Exercise
Retype all of the data exactly as given.

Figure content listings
______________________________

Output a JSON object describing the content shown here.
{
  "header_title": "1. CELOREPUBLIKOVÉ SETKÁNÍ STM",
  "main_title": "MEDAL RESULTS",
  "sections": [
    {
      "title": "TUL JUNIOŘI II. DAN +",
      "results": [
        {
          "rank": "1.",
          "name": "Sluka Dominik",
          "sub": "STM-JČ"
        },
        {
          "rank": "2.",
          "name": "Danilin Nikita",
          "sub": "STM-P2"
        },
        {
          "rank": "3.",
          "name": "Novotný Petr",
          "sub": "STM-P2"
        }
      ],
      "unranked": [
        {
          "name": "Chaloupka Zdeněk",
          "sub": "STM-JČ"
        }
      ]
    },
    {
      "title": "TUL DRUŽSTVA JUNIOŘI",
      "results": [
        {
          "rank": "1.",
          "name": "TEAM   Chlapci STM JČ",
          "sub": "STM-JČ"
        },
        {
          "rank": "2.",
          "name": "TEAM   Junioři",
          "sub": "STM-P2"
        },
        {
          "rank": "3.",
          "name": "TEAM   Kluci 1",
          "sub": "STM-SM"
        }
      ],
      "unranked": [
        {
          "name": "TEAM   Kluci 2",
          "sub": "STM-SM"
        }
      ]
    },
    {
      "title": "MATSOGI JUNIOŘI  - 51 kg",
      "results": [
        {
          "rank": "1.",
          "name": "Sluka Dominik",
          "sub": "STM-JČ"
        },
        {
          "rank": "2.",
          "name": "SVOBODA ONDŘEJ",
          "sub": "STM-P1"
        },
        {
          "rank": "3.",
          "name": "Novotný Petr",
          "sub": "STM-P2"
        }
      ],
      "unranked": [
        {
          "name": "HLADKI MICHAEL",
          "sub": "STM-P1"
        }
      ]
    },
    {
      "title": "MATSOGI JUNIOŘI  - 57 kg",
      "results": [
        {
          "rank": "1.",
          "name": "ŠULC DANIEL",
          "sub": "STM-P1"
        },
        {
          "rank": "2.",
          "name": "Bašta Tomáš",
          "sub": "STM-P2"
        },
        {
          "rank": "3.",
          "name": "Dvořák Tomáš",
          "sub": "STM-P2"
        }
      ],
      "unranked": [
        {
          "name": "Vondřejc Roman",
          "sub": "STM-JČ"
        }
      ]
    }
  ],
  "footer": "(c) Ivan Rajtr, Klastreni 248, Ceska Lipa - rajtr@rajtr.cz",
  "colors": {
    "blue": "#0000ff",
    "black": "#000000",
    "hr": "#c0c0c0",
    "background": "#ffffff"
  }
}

______________________________

Complete output
Output a JSON object describing the content shown here.
{
  "header_title": "1. CELOREPUBLIKOVÉ SETKÁNÍ STM",
  "main_title": "MEDAL RESULTS",
  "sections": [
    {
      "title": "TUL JUNIOŘI II. DAN +",
      "results": [
        {
          "rank": "1.",
          "name": "Sluka Dominik",
          "sub": "STM-JČ"
        },
        {
          "rank": "2.",
          "name": "Danilin Nikita",
          "sub": "STM-P2"
        },
        {
          "rank": "3.",
          "name": "Novotný Petr",
          "sub": "STM-P2"
        }
      ],
      "unranked": [
        {
          "name": "Chaloupka Zdeněk",
          "sub": "STM-JČ"
        }
      ]
    },
    {
      "title": "TUL DRUŽSTVA JUNIOŘI",
      "results": [
        {
          "rank": "1.",
          "name": "TEAM   Chlapci STM JČ",
          "sub": "STM-JČ"
        },
        {
          "rank": "2.",
          "name": "TEAM   Junioři",
          "sub": "STM-P2"
        },
        {
          "rank": "3.",
          "name": "TEAM   Kluci 1",
          "sub": "STM-SM"
        }
      ],
      "unranked": [
        {
          "name": "TEAM   Kluci 2",
          "sub": "STM-SM"
        }
      ]
    },
    {
      "title": "MATSOGI JUNIOŘI  - 51 kg",
      "results": [
        {
          "rank": "1.",
          "name": "Sluka Dominik",
          "sub": "STM-JČ"
        },
        {
          "rank": "2.",
          "name": "SVOBODA ONDŘEJ",
          "sub": "STM-P1"
        },
        {
          "rank": "3.",
          "name": "Novotný Petr",
          "sub": "STM-P2"
        }
      ],
      "unranked": [
        {
          "name": "HLADKI MICHAEL",
          "sub": "STM-P1"
        }
      ]
    },
    {
      "title": "MATSOGI JUNIOŘI  - 57 kg",
      "results": [
        {
          "rank": "1.",
          "name": "ŠULC DANIEL",
          "sub": "STM-P1"
        },
        {
          "rank": "2.",
          "name": "Bašta Tomáš",
          "sub": "STM-P2"
        },
        {
          "rank": "3.",
          "name": "Dvořák Tomáš",
          "sub": "STM-P2"
        }
      ],
      "unranked": [
        {
          "name": "Vondřejc Roman",
          "sub": "STM-JČ"
        }
      ]
    }
  ],
  "footer": "(c) Ivan Rajtr, Klastreni 248, Ceska Lipa - rajtr@rajtr.cz",
  "colors": {
    "blue": "#0000ff",
    "black": "#000000",
    "hr": "#c0c0c0",
    "background": "#ffffff"
  }
}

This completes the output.